### THE PROBLEM
Reproduce each line bearing the word "módja".

### SUPPLIED MATERIAL
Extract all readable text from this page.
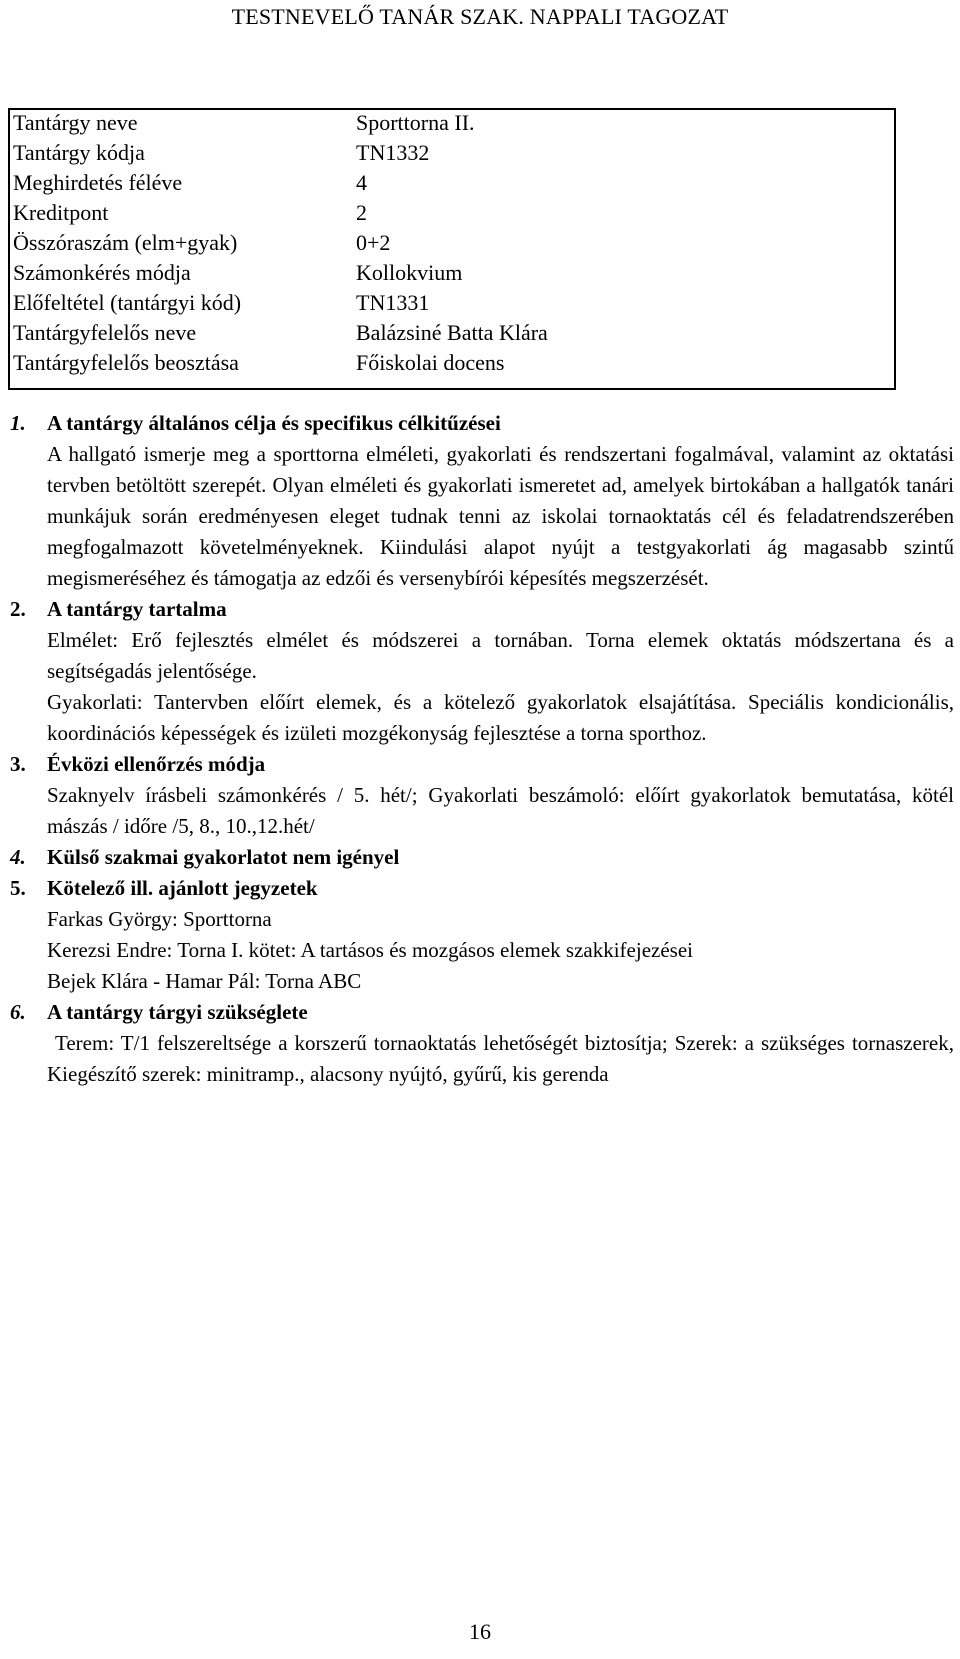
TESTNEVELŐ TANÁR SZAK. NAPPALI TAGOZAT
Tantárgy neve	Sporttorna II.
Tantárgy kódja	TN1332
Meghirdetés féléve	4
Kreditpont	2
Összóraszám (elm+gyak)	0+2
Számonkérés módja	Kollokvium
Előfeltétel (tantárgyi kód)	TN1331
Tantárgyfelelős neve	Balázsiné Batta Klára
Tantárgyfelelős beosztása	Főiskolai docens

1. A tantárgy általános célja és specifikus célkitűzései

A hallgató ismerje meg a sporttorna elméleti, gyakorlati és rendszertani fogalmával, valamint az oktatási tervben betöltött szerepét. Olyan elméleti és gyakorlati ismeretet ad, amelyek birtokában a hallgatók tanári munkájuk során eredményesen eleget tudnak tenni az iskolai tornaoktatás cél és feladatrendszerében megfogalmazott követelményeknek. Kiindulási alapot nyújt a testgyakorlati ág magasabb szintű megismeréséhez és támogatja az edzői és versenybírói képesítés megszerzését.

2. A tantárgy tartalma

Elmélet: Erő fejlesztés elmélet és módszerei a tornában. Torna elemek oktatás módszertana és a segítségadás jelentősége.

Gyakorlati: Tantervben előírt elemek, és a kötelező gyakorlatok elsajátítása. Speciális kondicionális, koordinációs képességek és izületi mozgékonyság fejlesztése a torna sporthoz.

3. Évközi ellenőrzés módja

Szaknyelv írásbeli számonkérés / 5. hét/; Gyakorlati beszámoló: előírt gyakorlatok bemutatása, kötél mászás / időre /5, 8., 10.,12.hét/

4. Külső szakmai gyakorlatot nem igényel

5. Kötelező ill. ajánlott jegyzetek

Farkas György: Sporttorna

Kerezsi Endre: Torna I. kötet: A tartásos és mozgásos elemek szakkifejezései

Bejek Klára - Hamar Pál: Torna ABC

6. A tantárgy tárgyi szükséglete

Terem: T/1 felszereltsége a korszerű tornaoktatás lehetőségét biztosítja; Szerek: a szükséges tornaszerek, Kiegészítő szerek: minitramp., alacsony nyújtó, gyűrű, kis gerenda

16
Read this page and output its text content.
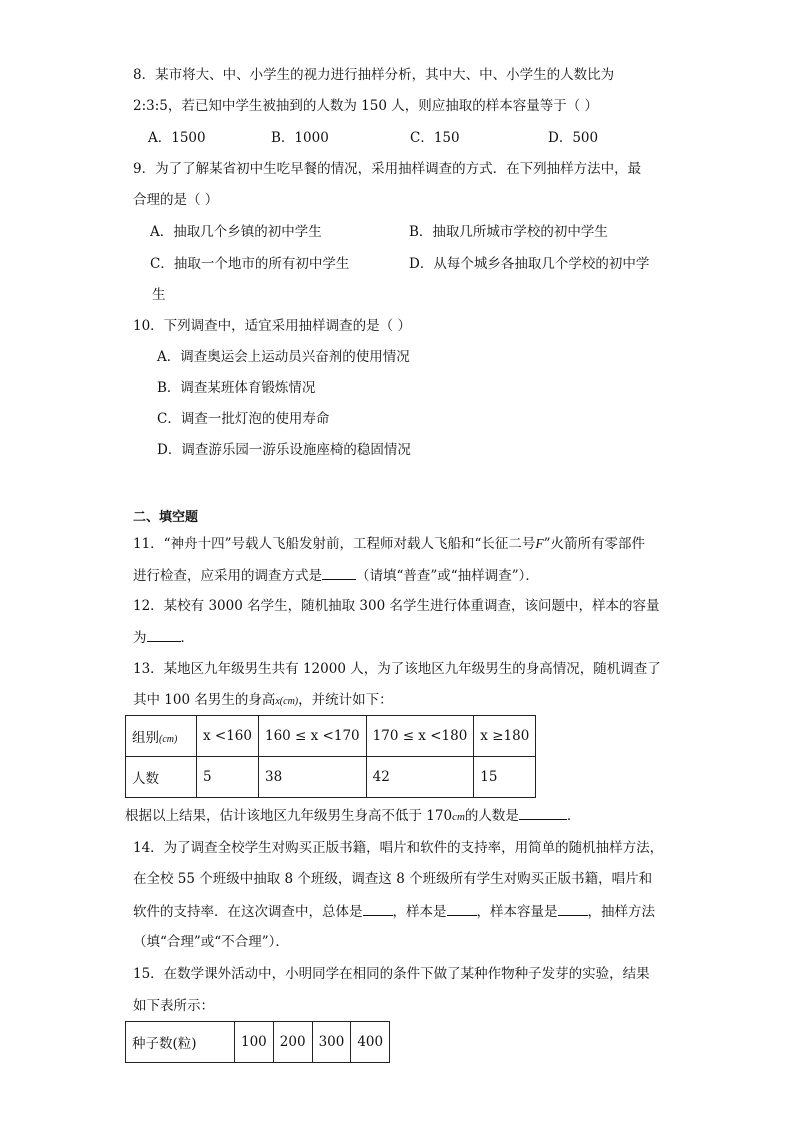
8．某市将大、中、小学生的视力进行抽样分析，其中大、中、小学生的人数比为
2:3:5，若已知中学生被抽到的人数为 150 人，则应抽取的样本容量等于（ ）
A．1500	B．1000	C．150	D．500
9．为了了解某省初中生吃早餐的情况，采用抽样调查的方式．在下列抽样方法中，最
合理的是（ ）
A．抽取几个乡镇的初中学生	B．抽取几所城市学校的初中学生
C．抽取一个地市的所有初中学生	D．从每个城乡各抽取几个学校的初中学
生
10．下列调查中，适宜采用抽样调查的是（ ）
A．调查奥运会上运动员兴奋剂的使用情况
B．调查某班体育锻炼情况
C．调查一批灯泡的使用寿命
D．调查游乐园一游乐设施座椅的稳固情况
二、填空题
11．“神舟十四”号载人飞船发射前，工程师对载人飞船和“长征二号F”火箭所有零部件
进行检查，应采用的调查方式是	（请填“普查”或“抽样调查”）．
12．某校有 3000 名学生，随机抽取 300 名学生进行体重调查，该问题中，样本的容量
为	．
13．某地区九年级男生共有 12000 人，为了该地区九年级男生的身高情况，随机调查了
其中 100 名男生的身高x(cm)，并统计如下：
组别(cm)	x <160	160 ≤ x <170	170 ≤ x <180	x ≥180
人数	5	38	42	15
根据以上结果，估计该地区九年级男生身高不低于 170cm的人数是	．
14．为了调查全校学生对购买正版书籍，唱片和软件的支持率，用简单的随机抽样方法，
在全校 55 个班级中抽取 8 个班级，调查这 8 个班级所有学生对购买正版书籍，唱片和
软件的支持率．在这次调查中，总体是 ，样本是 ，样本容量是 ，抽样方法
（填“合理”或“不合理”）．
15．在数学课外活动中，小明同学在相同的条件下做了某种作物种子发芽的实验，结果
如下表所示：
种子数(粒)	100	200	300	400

### RESPONSE FOR THIS EXERCISE
Számonkérés módja	Kollokvium
3. Évközi ellenőrzés módja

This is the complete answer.